> _EXTRACTED MATERIAL_
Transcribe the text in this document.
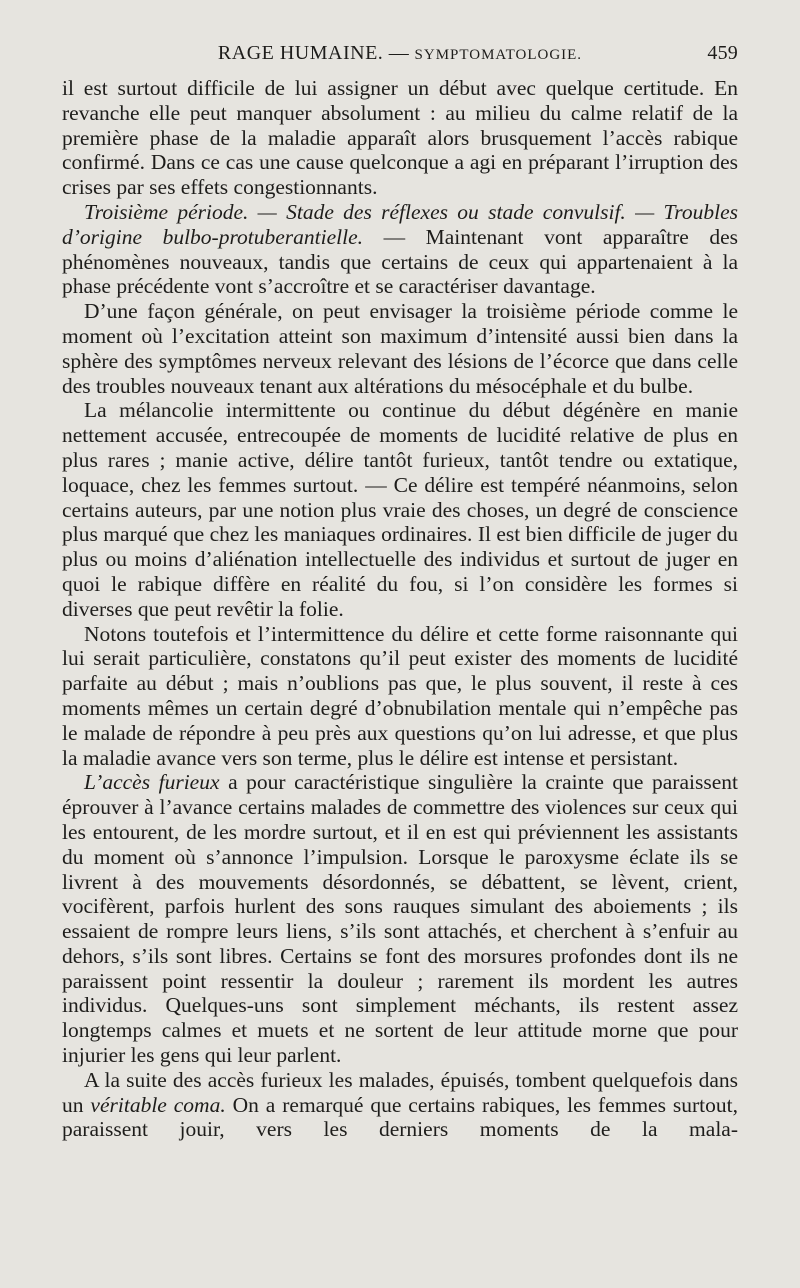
RAGE HUMAINE. — SYMPTOMATOLOGIE.	459

il est surtout difficile de lui assigner un début avec quelque certitude. En revanche elle peut manquer absolument : au milieu du calme relatif de la première phase de la maladie apparaît alors brusquement l’accès rabique confirmé. Dans ce cas une cause quelconque a agi en préparant l’irruption des crises par ses effets congestionnants.

Troisième période. — Stade des réflexes ou stade convulsif. — Troubles d’origine bulbo-protuberantielle. — Maintenant vont apparaître des phénomènes nouveaux, tandis que certains de ceux qui appartenaient à la phase précédente vont s’accroître et se caractériser davantage.

D’une façon générale, on peut envisager la troisième période comme le moment où l’excitation atteint son maximum d’intensité aussi bien dans la sphère des symptômes nerveux relevant des lésions de l’écorce que dans celle des troubles nouveaux tenant aux altérations du mésocéphale et du bulbe.

La mélancolie intermittente ou continue du début dégénère en manie nettement accusée, entrecoupée de moments de lucidité relative de plus en plus rares ; manie active, délire tantôt furieux, tantôt tendre ou extatique, loquace, chez les femmes surtout. — Ce délire est tempéré néanmoins, selon certains auteurs, par une notion plus vraie des choses, un degré de conscience plus marqué que chez les maniaques ordinaires. Il est bien difficile de juger du plus ou moins d’aliénation intellectuelle des individus et surtout de juger en quoi le rabique diffère en réalité du fou, si l’on considère les formes si diverses que peut revêtir la folie.

Notons toutefois et l’intermittence du délire et cette forme raisonnante qui lui serait particulière, constatons qu’il peut exister des moments de lucidité parfaite au début ; mais n’oublions pas que, le plus souvent, il reste à ces moments mêmes un certain degré d’obnubilation mentale qui n’empêche pas le malade de répondre à peu près aux questions qu’on lui adresse, et que plus la maladie avance vers son terme, plus le délire est intense et persistant.

L’accès furieux a pour caractéristique singulière la crainte que paraissent éprouver à l’avance certains malades de commettre des violences sur ceux qui les entourent, de les mordre surtout, et il en est qui préviennent les assistants du moment où s’annonce l’impulsion. Lorsque le paroxysme éclate ils se livrent à des mouvements désordonnés, se débattent, se lèvent, crient, vocifèrent, parfois hurlent des sons rauques simulant des aboiements ; ils essaient de rompre leurs liens, s’ils sont attachés, et cherchent à s’enfuir au dehors, s’ils sont libres. Certains se font des morsures profondes dont ils ne paraissent point ressentir la douleur ; rarement ils mordent les autres individus. Quelques-uns sont simplement méchants, ils restent assez longtemps calmes et muets et ne sortent de leur attitude morne que pour injurier les gens qui leur parlent.

A la suite des accès furieux les malades, épuisés, tombent quelquefois dans un véritable coma. On a remarqué que certains rabiques, les femmes surtout, paraissent jouir, vers les derniers moments de la mala-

> _WHAT IS REQUIRED_
With the pictures left out, transcribe the material exactly.

> _RESULT OF THIS TASK_
Transcribe the text in this document.
RAGE HUMAINE. — SYMPTOMATOLOGIE.	459

il est surtout difficile de lui assigner un début avec quelque certitude. En revanche elle peut manquer absolument : au milieu du calme relatif de la première phase de la maladie apparaît alors brusquement l’accès rabique confirmé. Dans ce cas une cause quelconque a agi en préparant l’irruption des crises par ses effets congestionnants.

Troisième période. — Stade des réflexes ou stade convulsif. — Troubles d’origine bulbo-protuberantielle. — Maintenant vont apparaître des phénomènes nouveaux, tandis que certains de ceux qui appartenaient à la phase précédente vont s’accroître et se caractériser davantage.

D’une façon générale, on peut envisager la troisième période comme le moment où l’excitation atteint son maximum d’intensité aussi bien dans la sphère des symptômes nerveux relevant des lésions de l’écorce que dans celle des troubles nouveaux tenant aux altérations du mésocéphale et du bulbe.

La mélancolie intermittente ou continue du début dégénère en manie nettement accusée, entrecoupée de moments de lucidité relative de plus en plus rares ; manie active, délire tantôt furieux, tantôt tendre ou extatique, loquace, chez les femmes surtout. — Ce délire est tempéré néanmoins, selon certains auteurs, par une notion plus vraie des choses, un degré de conscience plus marqué que chez les maniaques ordinaires. Il est bien difficile de juger du plus ou moins d’aliénation intellectuelle des individus et surtout de juger en quoi le rabique diffère en réalité du fou, si l’on considère les formes si diverses que peut revêtir la folie.

Notons toutefois et l’intermittence du délire et cette forme raisonnante qui lui serait particulière, constatons qu’il peut exister des moments de lucidité parfaite au début ; mais n’oublions pas que, le plus souvent, il reste à ces moments mêmes un certain degré d’obnubilation mentale qui n’empêche pas le malade de répondre à peu près aux questions qu’on lui adresse, et que plus la maladie avance vers son terme, plus le délire est intense et persistant.

L’accès furieux a pour caractéristique singulière la crainte que paraissent éprouver à l’avance certains malades de commettre des violences sur ceux qui les entourent, de les mordre surtout, et il en est qui préviennent les assistants du moment où s’annonce l’impulsion. Lorsque le paroxysme éclate ils se livrent à des mouvements désordonnés, se débattent, se lèvent, crient, vocifèrent, parfois hurlent des sons rauques simulant des aboiements ; ils essaient de rompre leurs liens, s’ils sont attachés, et cherchent à s’enfuir au dehors, s’ils sont libres. Certains se font des morsures profondes dont ils ne paraissent point ressentir la douleur ; rarement ils mordent les autres individus. Quelques-uns sont simplement méchants, ils restent assez longtemps calmes et muets et ne sortent de leur attitude morne que pour injurier les gens qui leur parlent.

A la suite des accès furieux les malades, épuisés, tombent quelquefois dans un véritable coma. On a remarqué que certains rabiques, les femmes surtout, paraissent jouir, vers les derniers moments de la mala-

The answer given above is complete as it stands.